### Entries provided ###

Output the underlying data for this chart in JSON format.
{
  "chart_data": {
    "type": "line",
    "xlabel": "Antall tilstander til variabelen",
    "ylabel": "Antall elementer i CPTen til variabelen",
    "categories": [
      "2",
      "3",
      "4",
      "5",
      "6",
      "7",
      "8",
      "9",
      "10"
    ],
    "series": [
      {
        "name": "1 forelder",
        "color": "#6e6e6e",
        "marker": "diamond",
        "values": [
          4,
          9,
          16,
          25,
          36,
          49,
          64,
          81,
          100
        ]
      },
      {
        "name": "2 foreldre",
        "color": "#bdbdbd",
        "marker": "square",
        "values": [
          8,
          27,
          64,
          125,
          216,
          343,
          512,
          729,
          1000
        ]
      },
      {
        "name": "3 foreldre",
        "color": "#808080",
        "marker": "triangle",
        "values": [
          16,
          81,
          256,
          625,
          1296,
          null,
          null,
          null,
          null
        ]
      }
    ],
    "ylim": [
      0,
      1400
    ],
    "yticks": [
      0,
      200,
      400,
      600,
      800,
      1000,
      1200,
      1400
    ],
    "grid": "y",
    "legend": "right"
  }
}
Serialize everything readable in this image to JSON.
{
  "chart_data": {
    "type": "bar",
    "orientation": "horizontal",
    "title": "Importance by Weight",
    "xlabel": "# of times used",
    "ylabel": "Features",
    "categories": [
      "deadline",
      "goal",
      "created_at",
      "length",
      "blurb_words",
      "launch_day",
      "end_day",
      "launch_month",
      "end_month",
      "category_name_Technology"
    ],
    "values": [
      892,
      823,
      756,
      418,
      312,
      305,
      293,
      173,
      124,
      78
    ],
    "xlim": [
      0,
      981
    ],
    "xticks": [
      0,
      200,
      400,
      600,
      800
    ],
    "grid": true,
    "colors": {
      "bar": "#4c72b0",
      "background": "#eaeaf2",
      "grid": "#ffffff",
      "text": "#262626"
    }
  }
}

###

**Objective:** Look through the entries above; copy each line where the string "this" appears.

**Correct output:**
Output the underlying data for this chart in JSON format.
Serialize everything readable in this image to JSON.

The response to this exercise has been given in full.